> _The request_: Transcribe each entry below exactly. Pictures do not go in the copy.

Extracts from a graphics dataset
>>>

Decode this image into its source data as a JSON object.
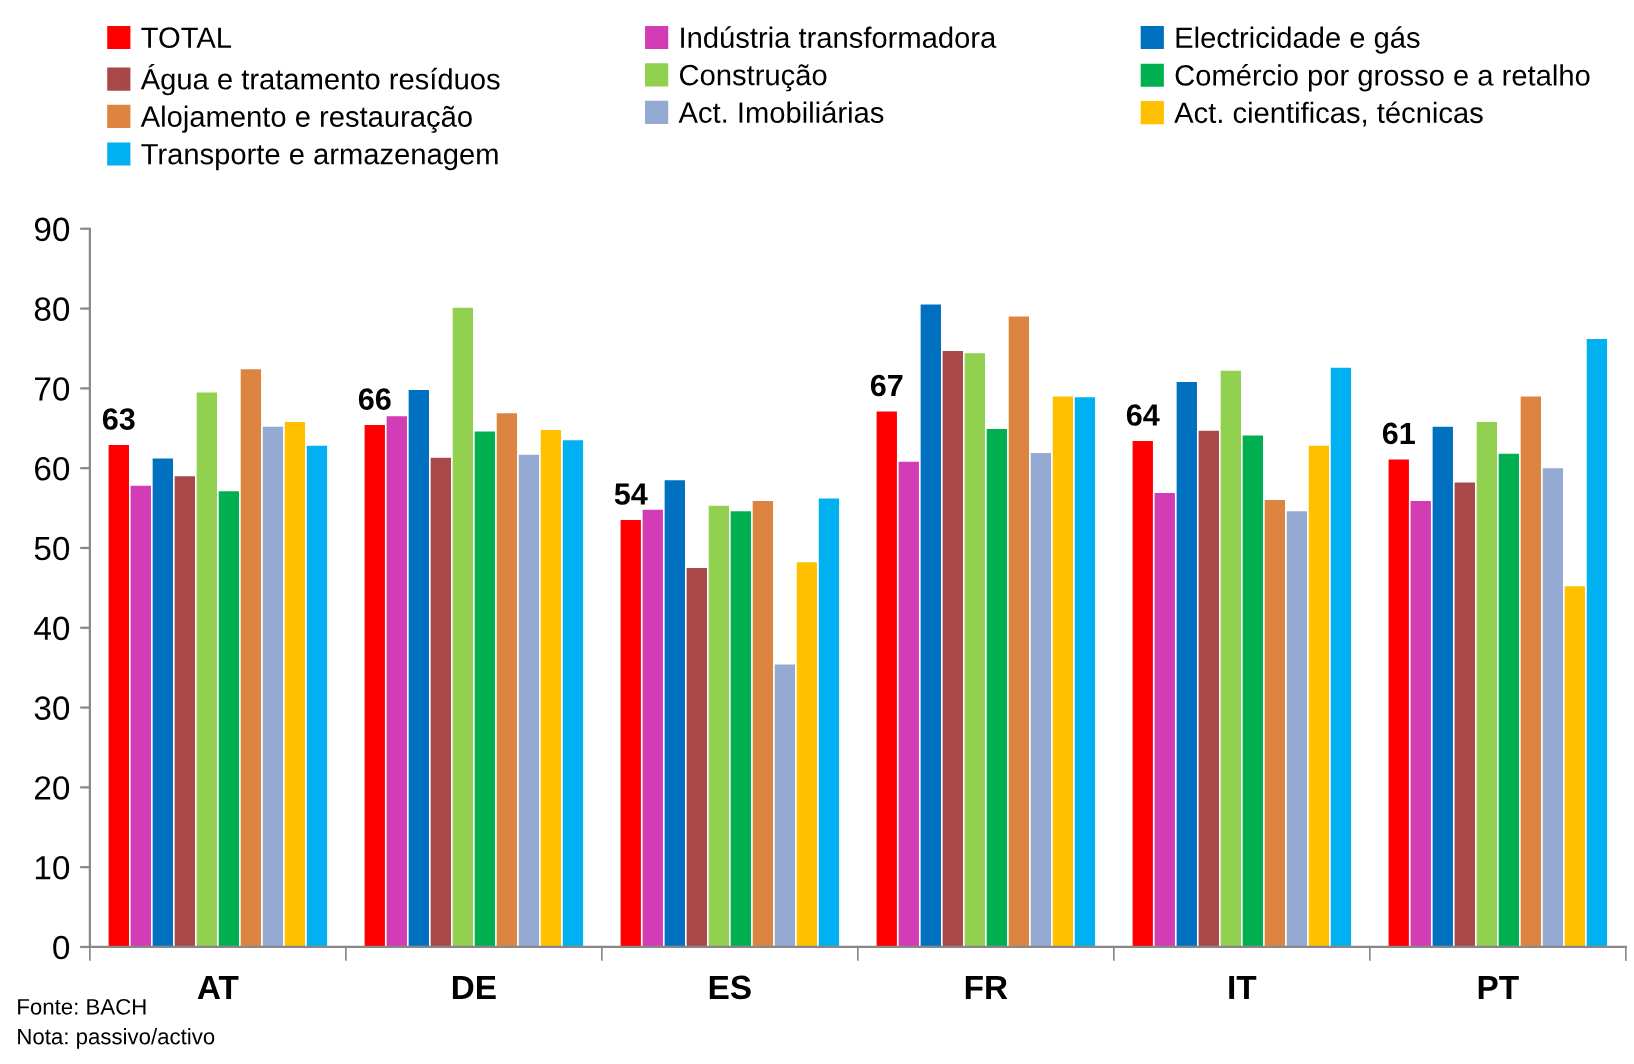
{
  "chart_data": {
    "type": "bar",
    "categories": [
      "AT",
      "DE",
      "ES",
      "FR",
      "IT",
      "PT"
    ],
    "series": [
      {
        "name": "TOTAL",
        "color": "#ff0000",
        "values": [
          63.0,
          65.5,
          53.6,
          67.2,
          63.5,
          61.2
        ],
        "value_labels": [
          "63",
          "66",
          "54",
          "67",
          "64",
          "61"
        ]
      },
      {
        "name": "Indústria transformadora",
        "color": "#d23cb4",
        "values": [
          57.9,
          66.6,
          54.9,
          60.9,
          57.0,
          56.0
        ]
      },
      {
        "name": "Electricidade e gás",
        "color": "#0070c0",
        "values": [
          61.3,
          69.9,
          58.6,
          80.6,
          70.9,
          65.3
        ]
      },
      {
        "name": "Água e tratamento resíduos",
        "color": "#a84848",
        "values": [
          59.1,
          61.4,
          47.6,
          74.8,
          64.8,
          58.3
        ]
      },
      {
        "name": "Construção",
        "color": "#92d050",
        "values": [
          69.6,
          80.2,
          55.4,
          74.5,
          72.3,
          65.9
        ]
      },
      {
        "name": "Comércio por grosso e a retalho",
        "color": "#00b050",
        "values": [
          57.2,
          64.7,
          54.7,
          65.0,
          64.2,
          61.9
        ]
      },
      {
        "name": "Alojamento e restauração",
        "color": "#dd8440",
        "values": [
          72.5,
          67.0,
          56.0,
          79.1,
          56.1,
          69.1
        ]
      },
      {
        "name": "Act. Imobiliárias",
        "color": "#95aad2",
        "values": [
          65.3,
          61.8,
          35.5,
          62.0,
          54.7,
          60.1
        ]
      },
      {
        "name": "Act. cientificas, técnicas",
        "color": "#ffc000",
        "values": [
          65.9,
          64.9,
          48.3,
          69.1,
          62.9,
          45.3
        ]
      },
      {
        "name": "Transporte e armazenagem",
        "color": "#00b0f0",
        "values": [
          62.9,
          63.6,
          56.3,
          69.0,
          72.7,
          76.3
        ]
      }
    ],
    "ylim": [
      0,
      90
    ],
    "yticks": [
      0,
      10,
      20,
      30,
      40,
      50,
      60,
      70,
      80,
      90
    ],
    "grid": false,
    "legend": "top",
    "annotations": [
      "Fonte: BACH",
      "Nota: passivo/activo"
    ]
  }
}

<<<

> _Response below_:
Decode this image into its source data as a JSON object.
{
  "chart_data": {
    "type": "bar",
    "categories": [
      "AT",
      "DE",
      "ES",
      "FR",
      "IT",
      "PT"
    ],
    "series": [
      {
        "name": "TOTAL",
        "color": "#ff0000",
        "values": [
          63.0,
          65.5,
          53.6,
          67.2,
          63.5,
          61.2
        ],
        "value_labels": [
          "63",
          "66",
          "54",
          "67",
          "64",
          "61"
        ]
      },
      {
        "name": "Indústria transformadora",
        "color": "#d23cb4",
        "values": [
          57.9,
          66.6,
          54.9,
          60.9,
          57.0,
          56.0
        ]
      },
      {
        "name": "Electricidade e gás",
        "color": "#0070c0",
        "values": [
          61.3,
          69.9,
          58.6,
          80.6,
          70.9,
          65.3
        ]
      },
      {
        "name": "Água e tratamento resíduos",
        "color": "#a84848",
        "values": [
          59.1,
          61.4,
          47.6,
          74.8,
          64.8,
          58.3
        ]
      },
      {
        "name": "Construção",
        "color": "#92d050",
        "values": [
          69.6,
          80.2,
          55.4,
          74.5,
          72.3,
          65.9
        ]
      },
      {
        "name": "Comércio por grosso e a retalho",
        "color": "#00b050",
        "values": [
          57.2,
          64.7,
          54.7,
          65.0,
          64.2,
          61.9
        ]
      },
      {
        "name": "Alojamento e restauração",
        "color": "#dd8440",
        "values": [
          72.5,
          67.0,
          56.0,
          79.1,
          56.1,
          69.1
        ]
      },
      {
        "name": "Act. Imobiliárias",
        "color": "#95aad2",
        "values": [
          65.3,
          61.8,
          35.5,
          62.0,
          54.7,
          60.1
        ]
      },
      {
        "name": "Act. cientificas, técnicas",
        "color": "#ffc000",
        "values": [
          65.9,
          64.9,
          48.3,
          69.1,
          62.9,
          45.3
        ]
      },
      {
        "name": "Transporte e armazenagem",
        "color": "#00b0f0",
        "values": [
          62.9,
          63.6,
          56.3,
          69.0,
          72.7,
          76.3
        ]
      }
    ],
    "ylim": [
      0,
      90
    ],
    "yticks": [
      0,
      10,
      20,
      30,
      40,
      50,
      60,
      70,
      80,
      90
    ],
    "grid": false,
    "legend": "top",
    "annotations": [
      "Fonte: BACH",
      "Nota: passivo/activo"
    ]
  }
}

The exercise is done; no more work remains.